*Your goal*: Output all lines exactly.

*Data shown*:
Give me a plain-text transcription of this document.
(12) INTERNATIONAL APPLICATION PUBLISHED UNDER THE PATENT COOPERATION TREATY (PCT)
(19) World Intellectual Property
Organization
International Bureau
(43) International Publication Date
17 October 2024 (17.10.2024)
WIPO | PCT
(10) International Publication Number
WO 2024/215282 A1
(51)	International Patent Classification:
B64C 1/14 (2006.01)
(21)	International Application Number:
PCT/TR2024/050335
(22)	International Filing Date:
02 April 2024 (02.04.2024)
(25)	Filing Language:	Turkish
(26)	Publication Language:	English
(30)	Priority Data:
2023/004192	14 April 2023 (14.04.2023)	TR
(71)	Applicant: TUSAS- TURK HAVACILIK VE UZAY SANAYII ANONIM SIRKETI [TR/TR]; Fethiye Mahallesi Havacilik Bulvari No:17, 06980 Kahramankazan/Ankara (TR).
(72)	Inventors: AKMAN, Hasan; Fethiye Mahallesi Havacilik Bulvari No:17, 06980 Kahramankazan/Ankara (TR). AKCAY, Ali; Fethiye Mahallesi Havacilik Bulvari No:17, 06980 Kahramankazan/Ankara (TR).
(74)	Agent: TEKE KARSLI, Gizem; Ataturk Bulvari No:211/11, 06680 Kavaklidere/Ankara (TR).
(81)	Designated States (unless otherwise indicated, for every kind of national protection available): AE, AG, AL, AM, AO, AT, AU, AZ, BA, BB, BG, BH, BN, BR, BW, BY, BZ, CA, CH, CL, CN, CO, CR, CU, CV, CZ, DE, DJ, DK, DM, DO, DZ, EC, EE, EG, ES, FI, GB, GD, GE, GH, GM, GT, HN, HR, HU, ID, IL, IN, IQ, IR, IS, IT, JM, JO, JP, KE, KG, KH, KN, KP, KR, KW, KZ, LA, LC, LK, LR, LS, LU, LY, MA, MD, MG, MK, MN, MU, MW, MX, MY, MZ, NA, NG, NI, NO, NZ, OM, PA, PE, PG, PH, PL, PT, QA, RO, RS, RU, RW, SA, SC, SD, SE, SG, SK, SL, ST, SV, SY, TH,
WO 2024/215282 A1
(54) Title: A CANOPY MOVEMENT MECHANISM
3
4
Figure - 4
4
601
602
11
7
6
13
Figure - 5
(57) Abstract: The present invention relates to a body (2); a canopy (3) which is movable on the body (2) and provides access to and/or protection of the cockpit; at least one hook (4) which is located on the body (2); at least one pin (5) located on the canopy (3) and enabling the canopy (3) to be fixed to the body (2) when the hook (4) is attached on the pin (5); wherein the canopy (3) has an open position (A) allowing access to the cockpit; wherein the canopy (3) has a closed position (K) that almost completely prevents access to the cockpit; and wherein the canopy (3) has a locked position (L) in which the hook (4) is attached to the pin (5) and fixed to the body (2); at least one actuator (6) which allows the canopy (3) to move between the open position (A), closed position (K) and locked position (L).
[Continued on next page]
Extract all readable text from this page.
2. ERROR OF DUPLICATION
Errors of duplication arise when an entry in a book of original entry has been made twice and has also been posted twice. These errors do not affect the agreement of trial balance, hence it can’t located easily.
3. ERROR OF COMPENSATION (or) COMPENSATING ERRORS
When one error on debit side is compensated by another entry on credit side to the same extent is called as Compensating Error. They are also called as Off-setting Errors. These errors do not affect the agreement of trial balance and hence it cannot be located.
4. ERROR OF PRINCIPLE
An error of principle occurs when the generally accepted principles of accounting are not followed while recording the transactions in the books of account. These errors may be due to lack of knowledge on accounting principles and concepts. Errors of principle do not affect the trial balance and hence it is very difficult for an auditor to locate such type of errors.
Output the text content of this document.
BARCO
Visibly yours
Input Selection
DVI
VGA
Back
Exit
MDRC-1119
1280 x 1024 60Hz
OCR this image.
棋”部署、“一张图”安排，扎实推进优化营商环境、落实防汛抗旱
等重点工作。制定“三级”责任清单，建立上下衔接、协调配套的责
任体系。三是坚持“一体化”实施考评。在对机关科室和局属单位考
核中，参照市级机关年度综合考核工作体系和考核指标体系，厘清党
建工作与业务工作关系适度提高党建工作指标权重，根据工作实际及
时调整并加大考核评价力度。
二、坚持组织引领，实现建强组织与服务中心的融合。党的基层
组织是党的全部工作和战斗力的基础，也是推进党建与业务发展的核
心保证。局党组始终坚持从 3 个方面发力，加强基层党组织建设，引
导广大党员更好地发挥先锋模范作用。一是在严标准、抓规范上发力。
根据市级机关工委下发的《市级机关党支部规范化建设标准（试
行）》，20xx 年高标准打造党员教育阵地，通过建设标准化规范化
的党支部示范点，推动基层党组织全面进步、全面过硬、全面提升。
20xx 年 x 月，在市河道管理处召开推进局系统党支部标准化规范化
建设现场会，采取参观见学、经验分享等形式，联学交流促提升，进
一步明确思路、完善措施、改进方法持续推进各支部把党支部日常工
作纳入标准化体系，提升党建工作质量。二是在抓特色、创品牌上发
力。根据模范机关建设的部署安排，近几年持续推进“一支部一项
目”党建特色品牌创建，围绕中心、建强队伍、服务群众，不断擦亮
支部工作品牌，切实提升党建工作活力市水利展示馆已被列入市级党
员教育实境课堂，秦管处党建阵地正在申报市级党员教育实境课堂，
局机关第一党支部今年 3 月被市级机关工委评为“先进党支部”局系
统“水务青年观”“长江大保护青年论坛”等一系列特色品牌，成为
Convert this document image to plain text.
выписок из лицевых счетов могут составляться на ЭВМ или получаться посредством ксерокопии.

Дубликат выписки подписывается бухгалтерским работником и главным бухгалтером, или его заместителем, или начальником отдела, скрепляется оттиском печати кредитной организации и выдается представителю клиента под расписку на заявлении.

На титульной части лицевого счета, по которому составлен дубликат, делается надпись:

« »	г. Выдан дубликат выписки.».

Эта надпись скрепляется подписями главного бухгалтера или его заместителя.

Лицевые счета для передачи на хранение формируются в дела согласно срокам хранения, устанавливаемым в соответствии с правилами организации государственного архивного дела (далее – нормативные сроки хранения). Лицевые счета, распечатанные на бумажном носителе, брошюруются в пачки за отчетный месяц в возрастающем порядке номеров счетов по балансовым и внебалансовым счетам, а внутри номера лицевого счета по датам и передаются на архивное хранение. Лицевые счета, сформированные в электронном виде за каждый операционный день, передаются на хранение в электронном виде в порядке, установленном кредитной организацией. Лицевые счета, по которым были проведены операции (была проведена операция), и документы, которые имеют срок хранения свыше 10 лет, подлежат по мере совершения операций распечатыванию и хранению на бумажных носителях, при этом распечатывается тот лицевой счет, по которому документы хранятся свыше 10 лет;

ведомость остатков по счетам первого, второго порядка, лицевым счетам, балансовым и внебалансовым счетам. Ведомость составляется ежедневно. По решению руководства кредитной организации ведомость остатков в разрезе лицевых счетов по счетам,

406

*Solution to the exercise*:
Give me a plain-text transcription of this document.
(12) INTERNATIONAL APPLICATION PUBLISHED UNDER THE PATENT COOPERATION TREATY (PCT)
(19) World Intellectual Property
Organization
International Bureau
(43) International Publication Date
17 October 2024 (17.10.2024)
WIPO | PCT
(10) International Publication Number
WO 2024/215282 A1
(51)	International Patent Classification:
B64C 1/14 (2006.01)
(21)	International Application Number:
PCT/TR2024/050335
(22)	International Filing Date:
02 April 2024 (02.04.2024)
(25)	Filing Language:	Turkish
(26)	Publication Language:	English
(30)	Priority Data:
2023/004192	14 April 2023 (14.04.2023)	TR
(71)	Applicant: TUSAS- TURK HAVACILIK VE UZAY SANAYII ANONIM SIRKETI [TR/TR]; Fethiye Mahallesi Havacilik Bulvari No:17, 06980 Kahramankazan/Ankara (TR).
(72)	Inventors: AKMAN, Hasan; Fethiye Mahallesi Havacilik Bulvari No:17, 06980 Kahramankazan/Ankara (TR). AKCAY, Ali; Fethiye Mahallesi Havacilik Bulvari No:17, 06980 Kahramankazan/Ankara (TR).
(74)	Agent: TEKE KARSLI, Gizem; Ataturk Bulvari No:211/11, 06680 Kavaklidere/Ankara (TR).
(81)	Designated States (unless otherwise indicated, for every kind of national protection available): AE, AG, AL, AM, AO, AT, AU, AZ, BA, BB, BG, BH, BN, BR, BW, BY, BZ, CA, CH, CL, CN, CO, CR, CU, CV, CZ, DE, DJ, DK, DM, DO, DZ, EC, EE, EG, ES, FI, GB, GD, GE, GH, GM, GT, HN, HR, HU, ID, IL, IN, IQ, IR, IS, IT, JM, JO, JP, KE, KG, KH, KN, KP, KR, KW, KZ, LA, LC, LK, LR, LS, LU, LY, MA, MD, MG, MK, MN, MU, MW, MX, MY, MZ, NA, NG, NI, NO, NZ, OM, PA, PE, PG, PH, PL, PT, QA, RO, RS, RU, RW, SA, SC, SD, SE, SG, SK, SL, ST, SV, SY, TH,
WO 2024/215282 A1
(54) Title: A CANOPY MOVEMENT MECHANISM
3
4
Figure - 4
4
601
602
11
7
6
13
Figure - 5
(57) Abstract: The present invention relates to a body (2); a canopy (3) which is movable on the body (2) and provides access to and/or protection of the cockpit; at least one hook (4) which is located on the body (2); at least one pin (5) located on the canopy (3) and enabling the canopy (3) to be fixed to the body (2) when the hook (4) is attached on the pin (5); wherein the canopy (3) has an open position (A) allowing access to the cockpit; wherein the canopy (3) has a closed position (K) that almost completely prevents access to the cockpit; and wherein the canopy (3) has a locked position (L) in which the hook (4) is attached to the pin (5) and fixed to the body (2); at least one actuator (6) which allows the canopy (3) to move between the open position (A), closed position (K) and locked position (L).
[Continued on next page]
Extract all readable text from this page.
2. ERROR OF DUPLICATION
Errors of duplication arise when an entry in a book of original entry has been made twice and has also been posted twice. These errors do not affect the agreement of trial balance, hence it can’t located easily.
3. ERROR OF COMPENSATION (or) COMPENSATING ERRORS
When one error on debit side is compensated by another entry on credit side to the same extent is called as Compensating Error. They are also called as Off-setting Errors. These errors do not affect the agreement of trial balance and hence it cannot be located.
4. ERROR OF PRINCIPLE
An error of principle occurs when the generally accepted principles of accounting are not followed while recording the transactions in the books of account. These errors may be due to lack of knowledge on accounting principles and concepts. Errors of principle do not affect the trial balance and hence it is very difficult for an auditor to locate such type of errors.
Output the text content of this document.
BARCO
Visibly yours
Input Selection
DVI
VGA
Back
Exit
MDRC-1119
1280 x 1024 60Hz
OCR this image.
棋”部署、“一张图”安排，扎实推进优化营商环境、落实防汛抗旱
等重点工作。制定“三级”责任清单，建立上下衔接、协调配套的责
任体系。三是坚持“一体化”实施考评。在对机关科室和局属单位考
核中，参照市级机关年度综合考核工作体系和考核指标体系，厘清党
建工作与业务工作关系适度提高党建工作指标权重，根据工作实际及
时调整并加大考核评价力度。
二、坚持组织引领，实现建强组织与服务中心的融合。党的基层
组织是党的全部工作和战斗力的基础，也是推进党建与业务发展的核
心保证。局党组始终坚持从 3 个方面发力，加强基层党组织建设，引
导广大党员更好地发挥先锋模范作用。一是在严标准、抓规范上发力。
根据市级机关工委下发的《市级机关党支部规范化建设标准（试
行）》，20xx 年高标准打造党员教育阵地，通过建设标准化规范化
的党支部示范点，推动基层党组织全面进步、全面过硬、全面提升。
20xx 年 x 月，在市河道管理处召开推进局系统党支部标准化规范化
建设现场会，采取参观见学、经验分享等形式，联学交流促提升，进
一步明确思路、完善措施、改进方法持续推进各支部把党支部日常工
作纳入标准化体系，提升党建工作质量。二是在抓特色、创品牌上发
力。根据模范机关建设的部署安排，近几年持续推进“一支部一项
目”党建特色品牌创建，围绕中心、建强队伍、服务群众，不断擦亮
支部工作品牌，切实提升党建工作活力市水利展示馆已被列入市级党
员教育实境课堂，秦管处党建阵地正在申报市级党员教育实境课堂，
局机关第一党支部今年 3 月被市级机关工委评为“先进党支部”局系
统“水务青年观”“长江大保护青年论坛”等一系列特色品牌，成为
Convert this document image to plain text.
выписок из лицевых счетов могут составляться на ЭВМ или получаться посредством ксерокопии.

Дубликат выписки подписывается бухгалтерским работником и главным бухгалтером, или его заместителем, или начальником отдела, скрепляется оттиском печати кредитной организации и выдается представителю клиента под расписку на заявлении.

На титульной части лицевого счета, по которому составлен дубликат, делается надпись:

« »	г. Выдан дубликат выписки.».

Эта надпись скрепляется подписями главного бухгалтера или его заместителя.

Лицевые счета для передачи на хранение формируются в дела согласно срокам хранения, устанавливаемым в соответствии с правилами организации государственного архивного дела (далее – нормативные сроки хранения). Лицевые счета, распечатанные на бумажном носителе, брошюруются в пачки за отчетный месяц в возрастающем порядке номеров счетов по балансовым и внебалансовым счетам, а внутри номера лицевого счета по датам и передаются на архивное хранение. Лицевые счета, сформированные в электронном виде за каждый операционный день, передаются на хранение в электронном виде в порядке, установленном кредитной организацией. Лицевые счета, по которым были проведены операции (была проведена операция), и документы, которые имеют срок хранения свыше 10 лет, подлежат по мере совершения операций распечатыванию и хранению на бумажных носителях, при этом распечатывается тот лицевой счет, по которому документы хранятся свыше 10 лет;

ведомость остатков по счетам первого, второго порядка, лицевым счетам, балансовым и внебалансовым счетам. Ведомость составляется ежедневно. По решению руководства кредитной организации ведомость остатков в разрезе лицевых счетов по счетам,

406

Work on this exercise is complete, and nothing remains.